• _Problem_
Find the lines holding the string "devant" in the data, then copy all of them.

• _Collected data_
────────────────────
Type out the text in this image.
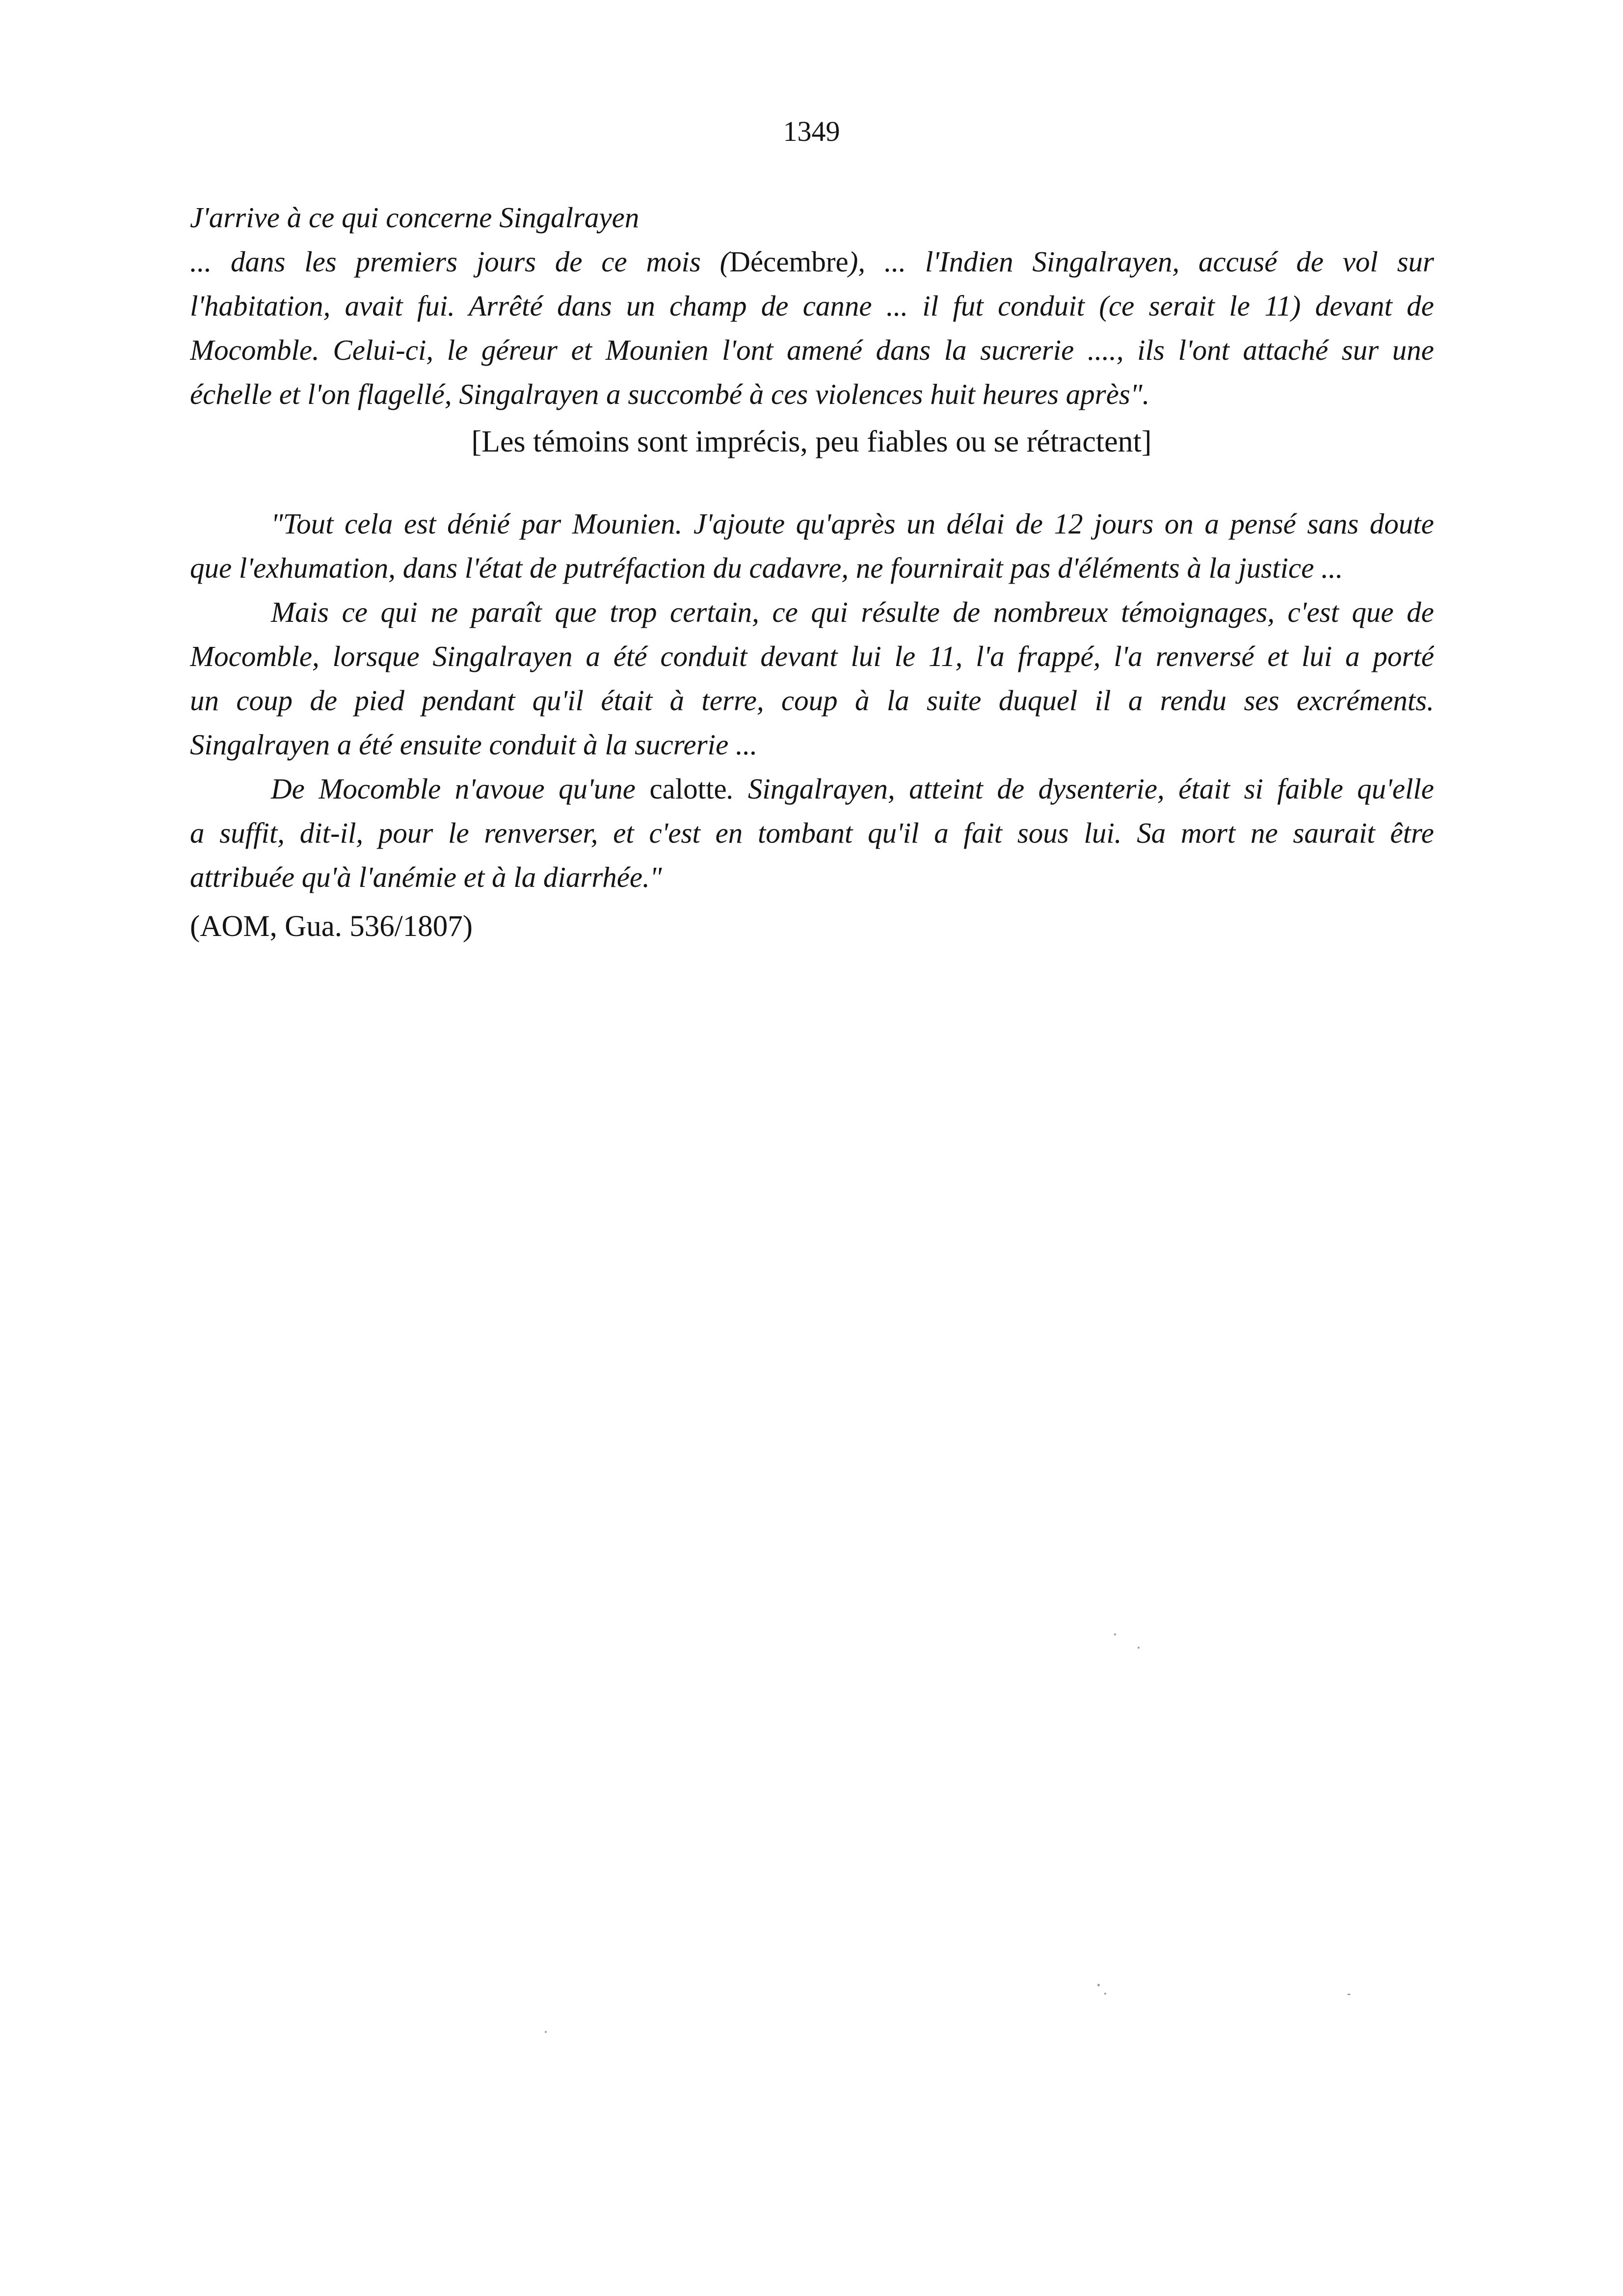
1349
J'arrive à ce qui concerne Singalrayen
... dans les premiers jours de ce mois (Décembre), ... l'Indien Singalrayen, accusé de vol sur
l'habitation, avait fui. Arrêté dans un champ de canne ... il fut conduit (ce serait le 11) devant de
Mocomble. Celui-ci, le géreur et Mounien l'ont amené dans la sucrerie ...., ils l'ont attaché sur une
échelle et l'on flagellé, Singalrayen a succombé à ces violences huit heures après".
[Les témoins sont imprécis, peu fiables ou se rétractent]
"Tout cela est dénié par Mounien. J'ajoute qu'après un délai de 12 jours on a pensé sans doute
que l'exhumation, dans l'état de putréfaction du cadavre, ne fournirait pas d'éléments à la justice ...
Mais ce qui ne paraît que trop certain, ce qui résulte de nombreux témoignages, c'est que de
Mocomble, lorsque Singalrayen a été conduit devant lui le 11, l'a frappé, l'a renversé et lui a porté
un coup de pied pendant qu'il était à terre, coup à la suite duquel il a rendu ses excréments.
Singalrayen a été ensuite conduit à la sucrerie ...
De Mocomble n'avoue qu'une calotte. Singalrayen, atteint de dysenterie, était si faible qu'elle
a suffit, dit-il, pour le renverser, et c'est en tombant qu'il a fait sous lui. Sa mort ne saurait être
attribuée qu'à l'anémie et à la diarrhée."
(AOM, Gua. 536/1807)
────────────────────
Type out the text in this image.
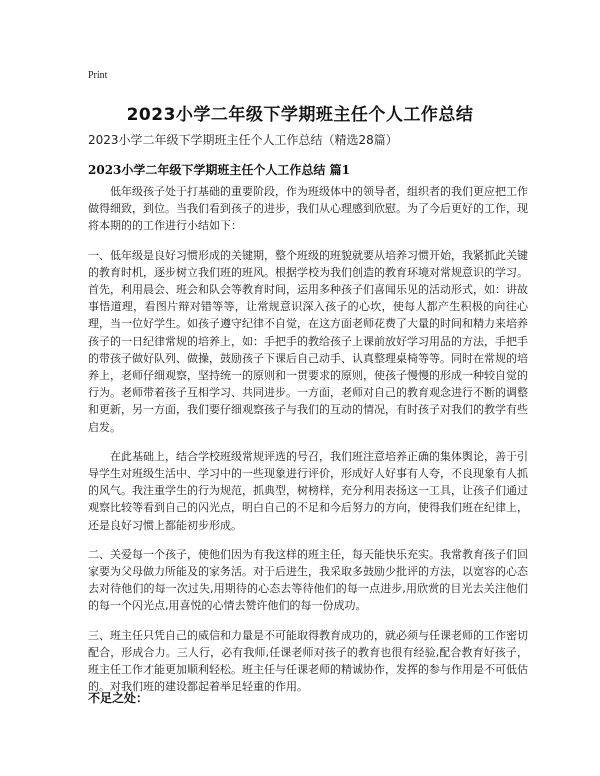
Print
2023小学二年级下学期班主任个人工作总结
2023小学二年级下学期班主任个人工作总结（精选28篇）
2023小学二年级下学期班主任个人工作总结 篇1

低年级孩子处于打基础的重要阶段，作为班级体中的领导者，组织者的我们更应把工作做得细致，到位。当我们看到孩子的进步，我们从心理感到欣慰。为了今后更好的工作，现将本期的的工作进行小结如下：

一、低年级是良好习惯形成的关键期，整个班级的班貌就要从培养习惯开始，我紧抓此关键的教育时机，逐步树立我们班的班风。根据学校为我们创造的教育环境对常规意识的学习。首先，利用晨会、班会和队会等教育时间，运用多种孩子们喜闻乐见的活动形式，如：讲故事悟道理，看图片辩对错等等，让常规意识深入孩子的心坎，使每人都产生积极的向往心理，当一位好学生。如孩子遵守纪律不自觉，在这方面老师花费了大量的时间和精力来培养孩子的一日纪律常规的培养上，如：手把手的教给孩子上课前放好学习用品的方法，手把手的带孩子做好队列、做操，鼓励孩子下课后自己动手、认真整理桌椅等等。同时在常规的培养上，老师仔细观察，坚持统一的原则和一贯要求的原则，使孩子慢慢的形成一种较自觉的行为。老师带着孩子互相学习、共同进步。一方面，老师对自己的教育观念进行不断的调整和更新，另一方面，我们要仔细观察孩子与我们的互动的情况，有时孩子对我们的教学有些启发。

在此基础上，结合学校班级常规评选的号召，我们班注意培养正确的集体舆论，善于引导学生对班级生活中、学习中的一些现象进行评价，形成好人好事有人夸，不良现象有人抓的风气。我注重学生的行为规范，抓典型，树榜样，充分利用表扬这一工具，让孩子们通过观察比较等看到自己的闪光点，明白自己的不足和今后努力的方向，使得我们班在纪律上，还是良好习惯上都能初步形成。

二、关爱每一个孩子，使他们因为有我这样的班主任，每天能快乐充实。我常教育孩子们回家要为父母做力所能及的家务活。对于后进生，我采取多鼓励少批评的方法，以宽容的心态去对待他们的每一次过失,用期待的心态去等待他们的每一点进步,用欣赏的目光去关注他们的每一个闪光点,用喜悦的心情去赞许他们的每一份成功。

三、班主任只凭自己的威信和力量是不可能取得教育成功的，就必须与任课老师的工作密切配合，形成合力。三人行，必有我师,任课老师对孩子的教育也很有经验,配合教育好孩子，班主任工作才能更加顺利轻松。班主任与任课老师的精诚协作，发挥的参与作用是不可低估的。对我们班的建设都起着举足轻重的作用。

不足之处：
────────────────────
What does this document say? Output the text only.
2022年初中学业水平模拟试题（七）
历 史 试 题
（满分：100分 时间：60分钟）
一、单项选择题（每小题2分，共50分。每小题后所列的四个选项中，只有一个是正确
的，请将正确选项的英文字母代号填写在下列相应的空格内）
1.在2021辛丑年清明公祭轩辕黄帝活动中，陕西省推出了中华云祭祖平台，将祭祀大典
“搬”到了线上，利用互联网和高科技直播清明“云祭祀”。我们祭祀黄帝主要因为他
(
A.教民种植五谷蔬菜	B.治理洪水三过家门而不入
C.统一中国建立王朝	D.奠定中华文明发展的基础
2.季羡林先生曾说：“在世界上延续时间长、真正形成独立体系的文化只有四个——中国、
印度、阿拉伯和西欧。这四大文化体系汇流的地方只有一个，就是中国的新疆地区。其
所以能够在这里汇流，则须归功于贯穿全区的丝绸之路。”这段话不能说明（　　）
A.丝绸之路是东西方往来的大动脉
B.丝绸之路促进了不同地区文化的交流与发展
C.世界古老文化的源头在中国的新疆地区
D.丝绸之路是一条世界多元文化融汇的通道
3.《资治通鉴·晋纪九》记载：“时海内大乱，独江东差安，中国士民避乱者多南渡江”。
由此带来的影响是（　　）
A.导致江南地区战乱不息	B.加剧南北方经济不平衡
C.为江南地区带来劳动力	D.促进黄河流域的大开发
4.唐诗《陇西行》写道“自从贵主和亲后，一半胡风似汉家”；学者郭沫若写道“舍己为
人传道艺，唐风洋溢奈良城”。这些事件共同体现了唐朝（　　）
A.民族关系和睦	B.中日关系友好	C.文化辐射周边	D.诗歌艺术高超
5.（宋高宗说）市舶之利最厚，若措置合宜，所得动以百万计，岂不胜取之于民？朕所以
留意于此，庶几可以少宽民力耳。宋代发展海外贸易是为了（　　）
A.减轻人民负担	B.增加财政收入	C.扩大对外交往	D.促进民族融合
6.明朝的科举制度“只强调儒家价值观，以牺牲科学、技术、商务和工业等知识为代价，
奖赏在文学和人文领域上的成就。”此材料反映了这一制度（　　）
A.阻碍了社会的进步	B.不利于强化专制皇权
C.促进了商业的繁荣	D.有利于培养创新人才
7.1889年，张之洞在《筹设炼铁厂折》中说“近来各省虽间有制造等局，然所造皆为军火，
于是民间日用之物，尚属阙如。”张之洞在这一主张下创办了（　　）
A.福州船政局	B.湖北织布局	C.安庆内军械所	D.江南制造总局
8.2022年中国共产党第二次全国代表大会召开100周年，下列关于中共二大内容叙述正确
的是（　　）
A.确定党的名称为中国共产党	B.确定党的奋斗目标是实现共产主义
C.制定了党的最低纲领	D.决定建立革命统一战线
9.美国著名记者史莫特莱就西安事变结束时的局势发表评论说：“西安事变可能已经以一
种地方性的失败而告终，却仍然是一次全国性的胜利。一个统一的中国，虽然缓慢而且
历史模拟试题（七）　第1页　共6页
────────────────────
• _Answer to this task_
l'habitation, avait fui. Arrêté dans un champ de canne ... il fut conduit (ce serait le 11) devant de
Mocomble, lorsque Singalrayen a été conduit devant lui le 11, l'a frappé, l'a renversé et lui a porté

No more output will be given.